* _Exercise directions_: Everything in the data should be repeated exactly, save for the images.

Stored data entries
——

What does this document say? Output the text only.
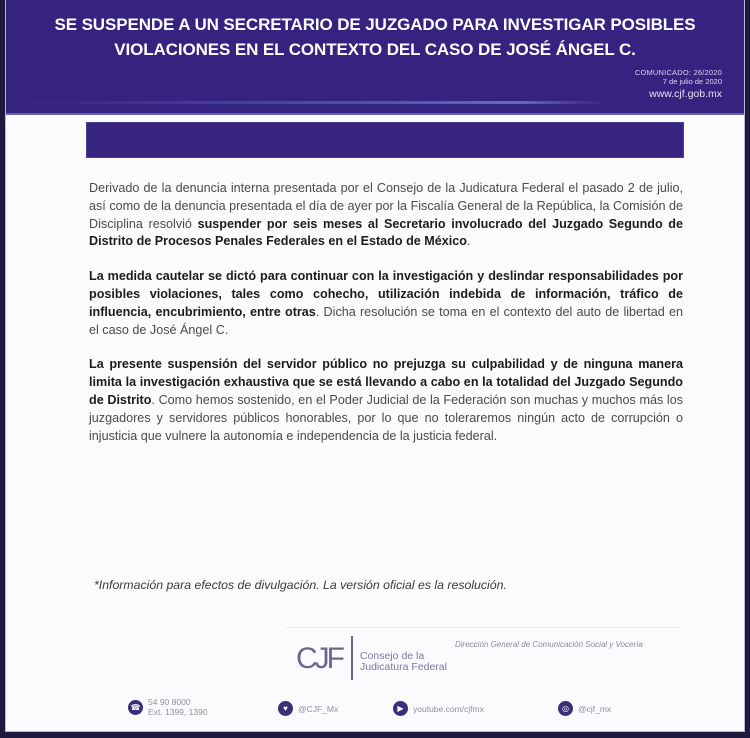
SE SUSPENDE A UN SECRETARIO DE JUZGADO PARA INVESTIGAR POSIBLES
VIOLACIONES EN EL CONTEXTO DEL CASO DE JOSÉ ÁNGEL C.
COMUNICADO: 26/2020
7 de julio de 2020
www.cjf.gob.mx

Derivado de la denuncia interna presentada por el Consejo de la Judicatura Federal el pasado 2 de julio, así como de la denuncia presentada el día de ayer por la Fiscalía General de la República, la Comisión de Disciplina resolvió suspender por seis meses al Secretario involucrado del Juzgado Segundo de Distrito de Procesos Penales Federales en el Estado de México.

La medida cautelar se dictó para continuar con la investigación y deslindar responsabilidades por posibles violaciones, tales como cohecho, utilización indebida de información, tráfico de influencia, encubrimiento, entre otras. Dicha resolución se toma en el contexto del auto de libertad en el caso de José Ángel C.

La presente suspensión del servidor público no prejuzga su culpabilidad y de ninguna manera limita la investigación exhaustiva que se está llevando a cabo en la totalidad del Juzgado Segundo de Distrito. Como hemos sostenido, en el Poder Judicial de la Federación son muchas y muchos más los juzgadores y servidores públicos honorables, por lo que no toleraremos ningún acto de corrupción o injusticia que vulnere la autonomía e independencia de la justicia federal.

*Información para efectos de divulgación. La versión oficial es la resolución.
CJF Consejo de la
Judicatura Federal
Dirección General de Comunicación Social y Vocería
☎ 54 90 8000
Ext. 1399, 1390	♥	@CJF_Mx	▶	youtube.com/cjfmx	◎	@cjf_mx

——

* _Result_:
What does this document say? Output the text only.
SE SUSPENDE A UN SECRETARIO DE JUZGADO PARA INVESTIGAR POSIBLES
VIOLACIONES EN EL CONTEXTO DEL CASO DE JOSÉ ÁNGEL C.
COMUNICADO: 26/2020
7 de julio de 2020
www.cjf.gob.mx

Derivado de la denuncia interna presentada por el Consejo de la Judicatura Federal el pasado 2 de julio, así como de la denuncia presentada el día de ayer por la Fiscalía General de la República, la Comisión de Disciplina resolvió suspender por seis meses al Secretario involucrado del Juzgado Segundo de Distrito de Procesos Penales Federales en el Estado de México.

La medida cautelar se dictó para continuar con la investigación y deslindar responsabilidades por posibles violaciones, tales como cohecho, utilización indebida de información, tráfico de influencia, encubrimiento, entre otras. Dicha resolución se toma en el contexto del auto de libertad en el caso de José Ángel C.

La presente suspensión del servidor público no prejuzga su culpabilidad y de ninguna manera limita la investigación exhaustiva que se está llevando a cabo en la totalidad del Juzgado Segundo de Distrito. Como hemos sostenido, en el Poder Judicial de la Federación son muchas y muchos más los juzgadores y servidores públicos honorables, por lo que no toleraremos ningún acto de corrupción o injusticia que vulnere la autonomía e independencia de la justicia federal.

*Información para efectos de divulgación. La versión oficial es la resolución.
CJF Consejo de la
Judicatura Federal
Dirección General de Comunicación Social y Vocería
☎ 54 90 8000
Ext. 1399, 1390	♥	@CJF_Mx	▶	youtube.com/cjfmx	◎	@cjf_mx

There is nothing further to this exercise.